■ **What the task asks**
Everything in the listing except the pictures should be written out exactly.

■ **Data for this exercise**
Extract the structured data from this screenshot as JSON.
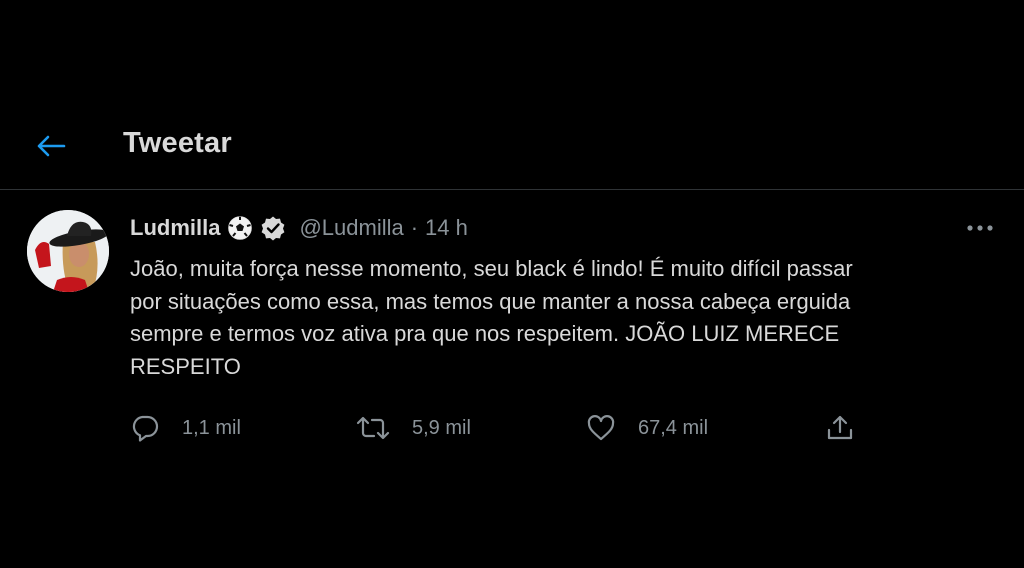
{
  "header": {
    "title": "Tweetar",
    "back_icon": "arrow-left-icon"
  },
  "colors": {
    "background": "#000000",
    "accent": "#1d9bf0",
    "text": "#d9d9d9",
    "muted": "#8b9399",
    "divider": "#2f3336"
  },
  "tweet": {
    "author": {
      "display_name": "Ludmilla",
      "emoji_icon": "soccer-ball-icon",
      "verified_icon": "verified-badge-icon",
      "handle": "@Ludmilla",
      "separator": "·",
      "time": "14 h"
    },
    "text_lines": [
      "João, muita força nesse momento, seu black é lindo! É muito difícil passar",
      "por situações como essa, mas temos que manter a nossa cabeça erguida",
      "sempre e termos voz ativa pra que nos respeitem. JOÃO LUIZ MERECE",
      "RESPEITO"
    ],
    "more_icon": "more-horizontal-icon",
    "actions": {
      "reply": {
        "icon": "reply-icon",
        "count": "1,1 mil"
      },
      "retweet": {
        "icon": "retweet-icon",
        "count": "5,9 mil"
      },
      "like": {
        "icon": "heart-icon",
        "count": "67,4 mil"
      },
      "share": {
        "icon": "share-icon"
      }
    }
  }
}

■ **Correct result**
Extract the structured data from this screenshot as JSON.
{
  "header": {
    "title": "Tweetar",
    "back_icon": "arrow-left-icon"
  },
  "colors": {
    "background": "#000000",
    "accent": "#1d9bf0",
    "text": "#d9d9d9",
    "muted": "#8b9399",
    "divider": "#2f3336"
  },
  "tweet": {
    "author": {
      "display_name": "Ludmilla",
      "emoji_icon": "soccer-ball-icon",
      "verified_icon": "verified-badge-icon",
      "handle": "@Ludmilla",
      "separator": "·",
      "time": "14 h"
    },
    "text_lines": [
      "João, muita força nesse momento, seu black é lindo! É muito difícil passar",
      "por situações como essa, mas temos que manter a nossa cabeça erguida",
      "sempre e termos voz ativa pra que nos respeitem. JOÃO LUIZ MERECE",
      "RESPEITO"
    ],
    "more_icon": "more-horizontal-icon",
    "actions": {
      "reply": {
        "icon": "reply-icon",
        "count": "1,1 mil"
      },
      "retweet": {
        "icon": "retweet-icon",
        "count": "5,9 mil"
      },
      "like": {
        "icon": "heart-icon",
        "count": "67,4 mil"
      },
      "share": {
        "icon": "share-icon"
      }
    }
  }
}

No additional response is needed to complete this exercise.